BEGIN
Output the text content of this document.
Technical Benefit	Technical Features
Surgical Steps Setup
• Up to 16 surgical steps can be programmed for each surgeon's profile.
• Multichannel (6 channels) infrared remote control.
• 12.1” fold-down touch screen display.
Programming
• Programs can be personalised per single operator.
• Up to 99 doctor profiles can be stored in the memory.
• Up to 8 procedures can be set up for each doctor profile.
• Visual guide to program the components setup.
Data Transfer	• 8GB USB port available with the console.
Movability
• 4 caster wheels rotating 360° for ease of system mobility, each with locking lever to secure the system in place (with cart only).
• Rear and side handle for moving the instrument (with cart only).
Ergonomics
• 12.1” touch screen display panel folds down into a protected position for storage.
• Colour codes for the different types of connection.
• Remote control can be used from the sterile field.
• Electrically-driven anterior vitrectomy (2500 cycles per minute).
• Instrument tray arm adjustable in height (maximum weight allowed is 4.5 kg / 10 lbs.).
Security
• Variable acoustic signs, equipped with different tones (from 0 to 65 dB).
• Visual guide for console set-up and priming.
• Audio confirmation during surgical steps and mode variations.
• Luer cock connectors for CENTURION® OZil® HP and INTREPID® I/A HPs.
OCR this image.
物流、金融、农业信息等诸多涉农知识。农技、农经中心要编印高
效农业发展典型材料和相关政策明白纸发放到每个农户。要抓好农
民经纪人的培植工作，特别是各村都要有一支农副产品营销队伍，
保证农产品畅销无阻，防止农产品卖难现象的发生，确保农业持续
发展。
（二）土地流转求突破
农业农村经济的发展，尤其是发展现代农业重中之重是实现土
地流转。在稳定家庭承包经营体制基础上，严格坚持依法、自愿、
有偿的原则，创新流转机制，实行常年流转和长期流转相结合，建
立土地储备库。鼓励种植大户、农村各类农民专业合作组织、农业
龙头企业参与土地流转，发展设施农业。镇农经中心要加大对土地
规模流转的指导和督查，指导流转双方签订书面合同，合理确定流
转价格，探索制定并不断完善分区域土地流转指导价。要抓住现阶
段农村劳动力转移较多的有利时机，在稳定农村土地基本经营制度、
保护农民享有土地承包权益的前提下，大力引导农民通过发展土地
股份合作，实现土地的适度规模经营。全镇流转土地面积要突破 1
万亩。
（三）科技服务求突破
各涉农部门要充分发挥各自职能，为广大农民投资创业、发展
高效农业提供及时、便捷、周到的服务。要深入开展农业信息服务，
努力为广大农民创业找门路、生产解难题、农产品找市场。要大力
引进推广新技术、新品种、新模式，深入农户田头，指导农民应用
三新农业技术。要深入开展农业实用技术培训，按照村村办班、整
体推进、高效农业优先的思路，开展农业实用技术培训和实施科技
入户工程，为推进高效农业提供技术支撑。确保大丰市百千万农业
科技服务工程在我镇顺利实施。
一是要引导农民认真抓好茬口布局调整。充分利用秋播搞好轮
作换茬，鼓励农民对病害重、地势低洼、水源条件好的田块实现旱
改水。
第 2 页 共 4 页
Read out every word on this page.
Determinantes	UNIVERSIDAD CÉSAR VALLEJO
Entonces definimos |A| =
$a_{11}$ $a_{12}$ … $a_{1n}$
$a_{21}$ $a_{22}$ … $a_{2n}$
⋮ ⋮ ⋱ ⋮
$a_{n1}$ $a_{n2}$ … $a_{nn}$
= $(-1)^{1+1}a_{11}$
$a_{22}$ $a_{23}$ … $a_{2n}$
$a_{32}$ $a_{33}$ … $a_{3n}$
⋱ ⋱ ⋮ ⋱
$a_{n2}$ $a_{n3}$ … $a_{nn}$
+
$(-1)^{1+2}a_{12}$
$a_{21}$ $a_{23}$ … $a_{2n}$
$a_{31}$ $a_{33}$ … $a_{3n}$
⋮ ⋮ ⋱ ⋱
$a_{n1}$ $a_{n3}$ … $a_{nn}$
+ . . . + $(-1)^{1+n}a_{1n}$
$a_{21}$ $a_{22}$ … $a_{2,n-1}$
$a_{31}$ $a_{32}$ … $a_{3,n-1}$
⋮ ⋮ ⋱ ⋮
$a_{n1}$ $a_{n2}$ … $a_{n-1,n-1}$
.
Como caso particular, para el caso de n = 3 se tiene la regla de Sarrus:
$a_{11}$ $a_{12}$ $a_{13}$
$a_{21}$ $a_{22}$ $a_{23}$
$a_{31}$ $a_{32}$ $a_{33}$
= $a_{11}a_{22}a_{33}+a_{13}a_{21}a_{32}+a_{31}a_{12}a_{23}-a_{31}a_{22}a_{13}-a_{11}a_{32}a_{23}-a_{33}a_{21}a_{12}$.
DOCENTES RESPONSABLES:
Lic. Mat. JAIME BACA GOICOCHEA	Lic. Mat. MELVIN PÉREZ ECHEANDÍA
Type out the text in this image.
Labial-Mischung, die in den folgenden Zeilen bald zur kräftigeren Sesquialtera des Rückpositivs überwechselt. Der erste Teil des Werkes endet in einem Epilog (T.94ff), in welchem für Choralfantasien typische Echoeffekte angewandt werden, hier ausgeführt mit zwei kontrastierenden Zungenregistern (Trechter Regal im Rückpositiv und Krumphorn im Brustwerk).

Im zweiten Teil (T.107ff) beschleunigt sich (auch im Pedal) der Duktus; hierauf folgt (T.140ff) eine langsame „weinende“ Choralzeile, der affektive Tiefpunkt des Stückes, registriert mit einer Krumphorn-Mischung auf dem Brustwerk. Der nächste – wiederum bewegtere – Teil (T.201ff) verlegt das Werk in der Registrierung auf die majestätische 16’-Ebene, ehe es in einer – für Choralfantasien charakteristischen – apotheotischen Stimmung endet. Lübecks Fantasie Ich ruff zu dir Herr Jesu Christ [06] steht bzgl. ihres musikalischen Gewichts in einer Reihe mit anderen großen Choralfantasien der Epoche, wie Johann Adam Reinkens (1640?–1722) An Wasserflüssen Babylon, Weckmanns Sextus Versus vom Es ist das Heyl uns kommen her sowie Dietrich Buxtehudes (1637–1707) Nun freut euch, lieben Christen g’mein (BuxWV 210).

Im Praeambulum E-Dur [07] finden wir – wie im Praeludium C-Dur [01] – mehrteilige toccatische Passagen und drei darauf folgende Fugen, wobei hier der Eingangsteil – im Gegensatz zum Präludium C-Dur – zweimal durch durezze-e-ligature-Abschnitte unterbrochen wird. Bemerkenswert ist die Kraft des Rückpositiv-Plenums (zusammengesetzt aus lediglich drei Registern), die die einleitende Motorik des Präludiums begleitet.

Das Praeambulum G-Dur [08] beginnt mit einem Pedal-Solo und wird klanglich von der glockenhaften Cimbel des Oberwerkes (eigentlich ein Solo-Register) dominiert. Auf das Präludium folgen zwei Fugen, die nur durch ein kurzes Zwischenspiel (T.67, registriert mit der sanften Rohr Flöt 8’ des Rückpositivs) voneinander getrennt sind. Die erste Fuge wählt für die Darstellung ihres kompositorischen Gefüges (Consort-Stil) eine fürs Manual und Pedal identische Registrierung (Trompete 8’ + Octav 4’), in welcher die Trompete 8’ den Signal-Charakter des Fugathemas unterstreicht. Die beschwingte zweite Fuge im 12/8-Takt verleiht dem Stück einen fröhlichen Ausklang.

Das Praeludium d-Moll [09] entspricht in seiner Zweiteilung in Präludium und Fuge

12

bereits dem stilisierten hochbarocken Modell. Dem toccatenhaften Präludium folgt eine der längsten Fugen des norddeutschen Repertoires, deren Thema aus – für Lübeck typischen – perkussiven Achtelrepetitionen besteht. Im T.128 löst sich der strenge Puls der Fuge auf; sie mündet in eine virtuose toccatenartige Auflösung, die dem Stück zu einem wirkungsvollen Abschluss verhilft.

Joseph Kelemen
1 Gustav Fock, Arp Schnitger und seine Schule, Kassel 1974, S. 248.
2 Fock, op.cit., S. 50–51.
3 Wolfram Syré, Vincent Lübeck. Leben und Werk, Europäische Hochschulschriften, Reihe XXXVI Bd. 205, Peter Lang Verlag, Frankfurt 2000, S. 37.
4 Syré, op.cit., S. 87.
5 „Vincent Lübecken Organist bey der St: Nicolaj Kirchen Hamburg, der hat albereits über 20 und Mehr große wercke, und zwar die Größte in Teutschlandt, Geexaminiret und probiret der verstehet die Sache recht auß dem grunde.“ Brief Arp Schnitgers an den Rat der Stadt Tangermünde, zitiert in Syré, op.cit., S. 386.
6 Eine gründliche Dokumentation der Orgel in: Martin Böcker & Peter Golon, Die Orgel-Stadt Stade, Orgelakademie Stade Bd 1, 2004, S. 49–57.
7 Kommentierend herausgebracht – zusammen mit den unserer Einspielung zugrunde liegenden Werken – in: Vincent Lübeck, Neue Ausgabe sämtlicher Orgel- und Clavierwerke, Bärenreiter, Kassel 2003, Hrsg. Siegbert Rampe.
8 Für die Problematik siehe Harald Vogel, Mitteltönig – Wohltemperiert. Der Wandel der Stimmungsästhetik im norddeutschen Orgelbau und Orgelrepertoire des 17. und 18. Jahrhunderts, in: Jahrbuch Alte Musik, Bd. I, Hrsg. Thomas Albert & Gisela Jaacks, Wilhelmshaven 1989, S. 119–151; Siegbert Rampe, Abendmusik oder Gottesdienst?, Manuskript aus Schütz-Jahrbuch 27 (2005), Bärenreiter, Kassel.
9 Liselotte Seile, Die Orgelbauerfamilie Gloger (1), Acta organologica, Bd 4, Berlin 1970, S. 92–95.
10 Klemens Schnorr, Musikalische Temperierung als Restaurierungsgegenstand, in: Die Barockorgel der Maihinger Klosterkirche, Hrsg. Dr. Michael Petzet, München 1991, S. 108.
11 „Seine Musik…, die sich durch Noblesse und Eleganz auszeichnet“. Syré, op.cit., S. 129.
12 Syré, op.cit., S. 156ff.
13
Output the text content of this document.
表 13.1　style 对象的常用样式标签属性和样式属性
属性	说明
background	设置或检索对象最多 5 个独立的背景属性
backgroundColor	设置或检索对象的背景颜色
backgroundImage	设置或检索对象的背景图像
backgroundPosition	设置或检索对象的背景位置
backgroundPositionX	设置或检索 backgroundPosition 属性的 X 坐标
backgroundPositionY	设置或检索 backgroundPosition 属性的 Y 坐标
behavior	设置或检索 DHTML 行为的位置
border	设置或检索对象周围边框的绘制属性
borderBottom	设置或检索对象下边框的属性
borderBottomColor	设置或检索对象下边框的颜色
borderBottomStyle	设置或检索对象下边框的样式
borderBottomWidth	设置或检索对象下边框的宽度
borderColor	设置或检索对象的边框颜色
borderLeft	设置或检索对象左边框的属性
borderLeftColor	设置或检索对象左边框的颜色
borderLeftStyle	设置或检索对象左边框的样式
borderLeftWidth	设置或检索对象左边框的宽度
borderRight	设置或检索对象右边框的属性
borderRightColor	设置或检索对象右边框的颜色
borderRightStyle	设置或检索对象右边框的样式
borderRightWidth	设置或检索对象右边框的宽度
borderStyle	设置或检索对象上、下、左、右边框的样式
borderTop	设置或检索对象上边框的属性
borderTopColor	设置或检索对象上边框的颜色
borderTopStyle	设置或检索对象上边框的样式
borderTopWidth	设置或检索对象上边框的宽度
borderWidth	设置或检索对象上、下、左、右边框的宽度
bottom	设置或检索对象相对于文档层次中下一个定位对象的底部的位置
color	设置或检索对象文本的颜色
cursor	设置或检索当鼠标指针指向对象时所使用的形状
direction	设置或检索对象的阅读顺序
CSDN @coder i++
END
*TASK DETAILS*
Pick out all lines from the data above in which the word "doctor" appears.

*IN RESPONSE*
• Up to 99 doctor profiles can be stored in the memory.
• Up to 8 procedures can be set up for each doctor profile.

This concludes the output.